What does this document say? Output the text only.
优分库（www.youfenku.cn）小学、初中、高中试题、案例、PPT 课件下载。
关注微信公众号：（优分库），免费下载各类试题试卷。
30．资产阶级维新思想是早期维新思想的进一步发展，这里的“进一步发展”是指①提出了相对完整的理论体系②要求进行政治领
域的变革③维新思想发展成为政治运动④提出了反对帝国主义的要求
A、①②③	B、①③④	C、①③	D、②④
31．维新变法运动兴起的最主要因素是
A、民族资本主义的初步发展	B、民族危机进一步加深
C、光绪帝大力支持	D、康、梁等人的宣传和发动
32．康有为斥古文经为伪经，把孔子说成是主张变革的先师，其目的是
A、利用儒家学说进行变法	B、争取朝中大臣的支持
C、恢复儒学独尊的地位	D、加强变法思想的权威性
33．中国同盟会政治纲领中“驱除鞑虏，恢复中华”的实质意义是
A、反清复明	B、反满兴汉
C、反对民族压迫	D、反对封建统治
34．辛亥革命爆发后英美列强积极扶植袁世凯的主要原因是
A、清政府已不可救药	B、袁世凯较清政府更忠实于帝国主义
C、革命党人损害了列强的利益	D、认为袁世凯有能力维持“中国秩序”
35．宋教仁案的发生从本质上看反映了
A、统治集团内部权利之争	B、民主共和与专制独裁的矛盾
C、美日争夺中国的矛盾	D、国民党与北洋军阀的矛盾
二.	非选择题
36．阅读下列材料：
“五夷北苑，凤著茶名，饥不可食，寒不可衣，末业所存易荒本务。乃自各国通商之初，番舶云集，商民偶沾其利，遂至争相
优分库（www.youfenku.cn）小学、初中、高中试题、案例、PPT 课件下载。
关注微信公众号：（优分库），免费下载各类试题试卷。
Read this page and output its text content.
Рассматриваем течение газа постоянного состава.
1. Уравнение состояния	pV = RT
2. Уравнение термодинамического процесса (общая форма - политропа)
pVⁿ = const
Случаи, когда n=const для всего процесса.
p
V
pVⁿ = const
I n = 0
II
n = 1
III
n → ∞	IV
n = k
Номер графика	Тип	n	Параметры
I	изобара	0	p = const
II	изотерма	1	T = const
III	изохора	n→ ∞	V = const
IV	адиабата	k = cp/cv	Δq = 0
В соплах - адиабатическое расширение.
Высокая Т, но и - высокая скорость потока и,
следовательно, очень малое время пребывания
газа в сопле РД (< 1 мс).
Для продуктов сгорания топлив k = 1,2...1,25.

......

### [WRITTEN PROBLEM]
Would you reproduce all the entries exactly?

### [SOLUTION FOR THIS TASK]
What does this document say? Output the text only.
优分库（www.youfenku.cn）小学、初中、高中试题、案例、PPT 课件下载。
关注微信公众号：（优分库），免费下载各类试题试卷。
30．资产阶级维新思想是早期维新思想的进一步发展，这里的“进一步发展”是指①提出了相对完整的理论体系②要求进行政治领
域的变革③维新思想发展成为政治运动④提出了反对帝国主义的要求
A、①②③	B、①③④	C、①③	D、②④
31．维新变法运动兴起的最主要因素是
A、民族资本主义的初步发展	B、民族危机进一步加深
C、光绪帝大力支持	D、康、梁等人的宣传和发动
32．康有为斥古文经为伪经，把孔子说成是主张变革的先师，其目的是
A、利用儒家学说进行变法	B、争取朝中大臣的支持
C、恢复儒学独尊的地位	D、加强变法思想的权威性
33．中国同盟会政治纲领中“驱除鞑虏，恢复中华”的实质意义是
A、反清复明	B、反满兴汉
C、反对民族压迫	D、反对封建统治
34．辛亥革命爆发后英美列强积极扶植袁世凯的主要原因是
A、清政府已不可救药	B、袁世凯较清政府更忠实于帝国主义
C、革命党人损害了列强的利益	D、认为袁世凯有能力维持“中国秩序”
35．宋教仁案的发生从本质上看反映了
A、统治集团内部权利之争	B、民主共和与专制独裁的矛盾
C、美日争夺中国的矛盾	D、国民党与北洋军阀的矛盾
二.	非选择题
36．阅读下列材料：
“五夷北苑，凤著茶名，饥不可食，寒不可衣，末业所存易荒本务。乃自各国通商之初，番舶云集，商民偶沾其利，遂至争相
优分库（www.youfenku.cn）小学、初中、高中试题、案例、PPT 课件下载。
关注微信公众号：（优分库），免费下载各类试题试卷。
Read this page and output its text content.
Рассматриваем течение газа постоянного состава.
1. Уравнение состояния	pV = RT
2. Уравнение термодинамического процесса (общая форма - политропа)
pVⁿ = const
Случаи, когда n=const для всего процесса.
p
V
pVⁿ = const
I n = 0
II
n = 1
III
n → ∞	IV
n = k
Номер графика	Тип	n	Параметры
I	изобара	0	p = const
II	изотерма	1	T = const
III	изохора	n→ ∞	V = const
IV	адиабата	k = cp/cv	Δq = 0
В соплах - адиабатическое расширение.
Высокая Т, но и - высокая скорость потока и,
следовательно, очень малое время пребывания
газа в сопле РД (< 1 мс).
Для продуктов сгорания топлив k = 1,2...1,25.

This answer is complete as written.